[Request] Extract from the listing each line in which the word "JSON" appears.

---*---

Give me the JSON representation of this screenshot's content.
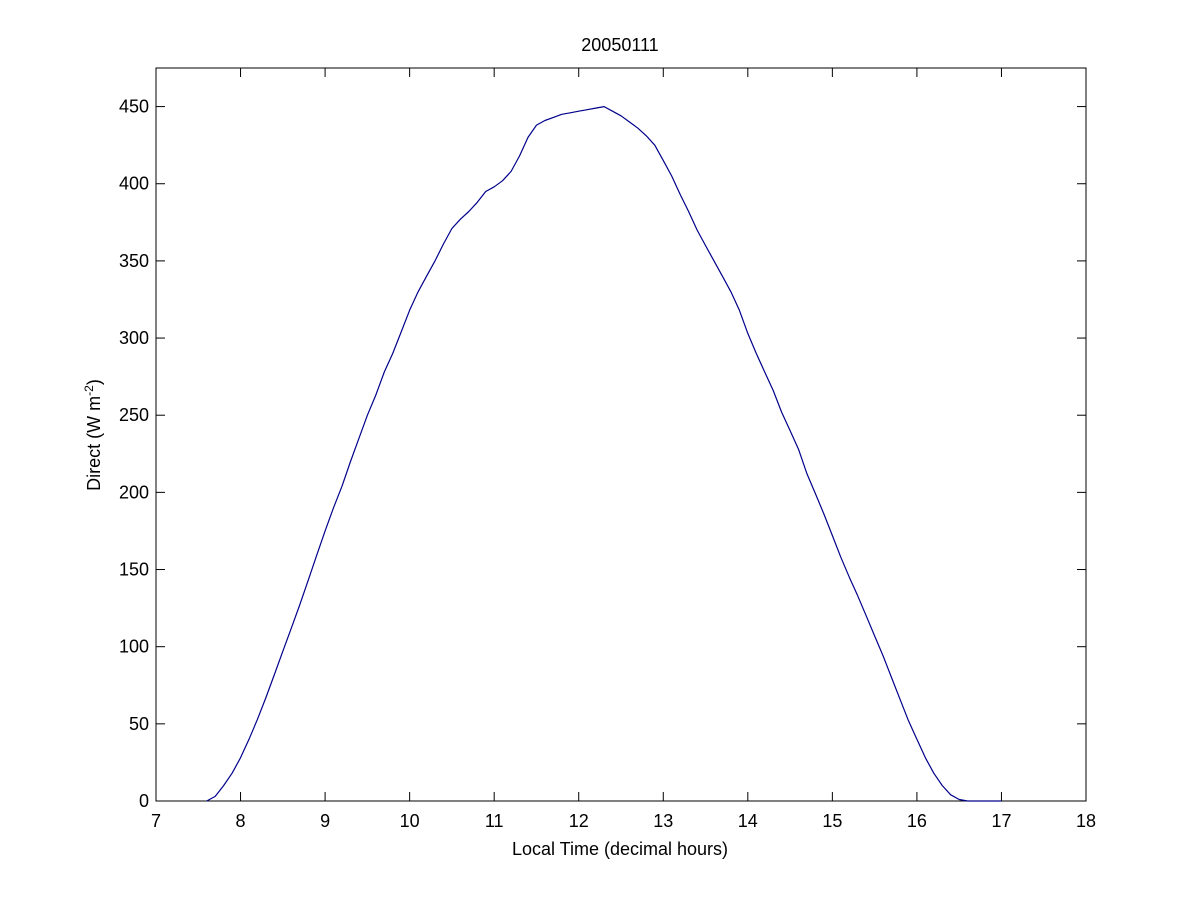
{
  "chart_data": {
    "type": "line",
    "title": "20050111",
    "xlabel": "Local Time (decimal hours)",
    "ylabel": {
      "prefix": "Direct (W m",
      "superscript": "-2",
      "suffix": ")"
    },
    "xlim": [
      7,
      18
    ],
    "ylim": [
      0,
      475
    ],
    "xticks": [
      7,
      8,
      9,
      10,
      11,
      12,
      13,
      14,
      15,
      16,
      17,
      18
    ],
    "xtick_labels": [
      "7",
      "8",
      "9",
      "10",
      "11",
      "12",
      "13",
      "14",
      "15",
      "16",
      "17",
      "18"
    ],
    "yticks": [
      0,
      50,
      100,
      150,
      200,
      250,
      300,
      350,
      400,
      450
    ],
    "ytick_labels": [
      "0",
      "50",
      "100",
      "150",
      "200",
      "250",
      "300",
      "350",
      "400",
      "450"
    ],
    "grid": false,
    "box": true,
    "series": [
      {
        "color": "#00008b",
        "x": [
          7.6,
          7.7,
          7.8,
          7.9,
          8.0,
          8.1,
          8.2,
          8.3,
          8.4,
          8.5,
          8.6,
          8.7,
          8.8,
          8.9,
          9.0,
          9.1,
          9.2,
          9.3,
          9.4,
          9.5,
          9.6,
          9.7,
          9.8,
          9.9,
          10.0,
          10.1,
          10.2,
          10.3,
          10.4,
          10.5,
          10.6,
          10.7,
          10.8,
          10.9,
          11.0,
          11.1,
          11.2,
          11.3,
          11.4,
          11.5,
          11.6,
          11.7,
          11.8,
          11.9,
          12.0,
          12.1,
          12.2,
          12.3,
          12.4,
          12.5,
          12.6,
          12.7,
          12.8,
          12.9,
          13.0,
          13.1,
          13.2,
          13.3,
          13.4,
          13.5,
          13.6,
          13.7,
          13.8,
          13.9,
          14.0,
          14.1,
          14.2,
          14.3,
          14.4,
          14.5,
          14.6,
          14.7,
          14.8,
          14.9,
          15.0,
          15.1,
          15.2,
          15.3,
          15.4,
          15.5,
          15.6,
          15.7,
          15.8,
          15.9,
          16.0,
          16.1,
          16.2,
          16.3,
          16.4,
          16.5,
          16.6,
          16.7,
          16.8,
          16.9,
          17.0
        ],
        "y": [
          0,
          3,
          10,
          18,
          28,
          40,
          53,
          67,
          82,
          97,
          112,
          127,
          143,
          159,
          175,
          190,
          204,
          220,
          235,
          250,
          263,
          278,
          290,
          304,
          318,
          330,
          340,
          350,
          361,
          371,
          377,
          382,
          388,
          395,
          398,
          402,
          408,
          418,
          430,
          438,
          441,
          443,
          445,
          446,
          447,
          448,
          449,
          450,
          447,
          444,
          440,
          436,
          431,
          425,
          415,
          405,
          393,
          382,
          370,
          360,
          350,
          340,
          330,
          318,
          303,
          290,
          278,
          266,
          252,
          240,
          228,
          212,
          199,
          186,
          172,
          158,
          145,
          133,
          120,
          107,
          94,
          80,
          66,
          52,
          40,
          28,
          18,
          10,
          4,
          1,
          0,
          0,
          0,
          0,
          0
        ]
      }
    ]
  }
}
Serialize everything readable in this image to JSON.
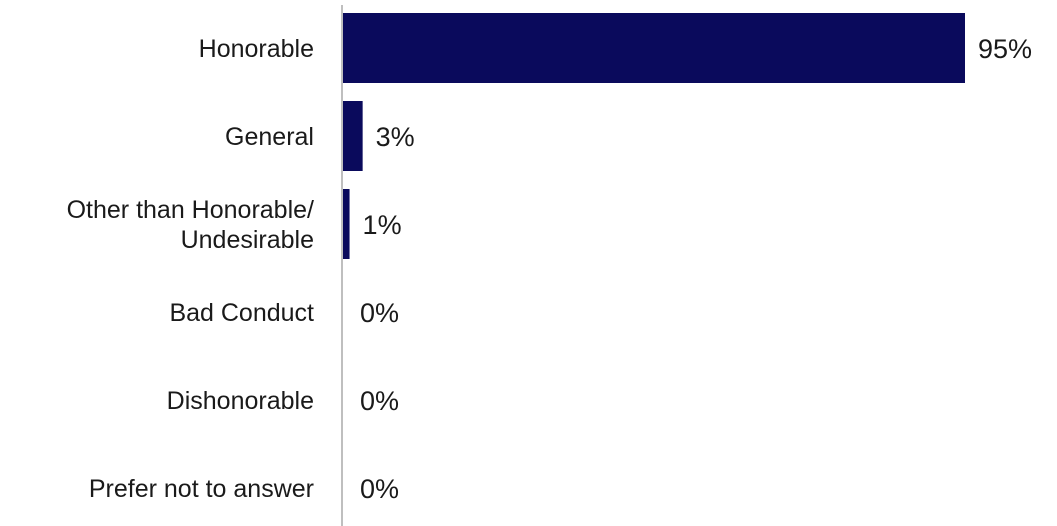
{
  "chart_data": {
    "type": "bar",
    "orientation": "horizontal",
    "categories": [
      [
        "Honorable"
      ],
      [
        "General"
      ],
      [
        "Other than Honorable/",
        "Undesirable"
      ],
      [
        "Bad Conduct"
      ],
      [
        "Dishonorable"
      ],
      [
        "Prefer not to answer"
      ]
    ],
    "values": [
      95,
      3,
      1,
      0,
      0,
      0
    ],
    "value_labels": [
      "95%",
      "3%",
      "1%",
      "0%",
      "0%",
      "0%"
    ],
    "xlim": [
      0,
      100
    ],
    "grid": false,
    "legend": "none",
    "bar_color": "#0a0a5c",
    "axis_color": "#bfbfbf"
  }
}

---*---

[Exercise output]
Give me the JSON representation of this screenshot's content.
Serialize everything readable in this image to JSON.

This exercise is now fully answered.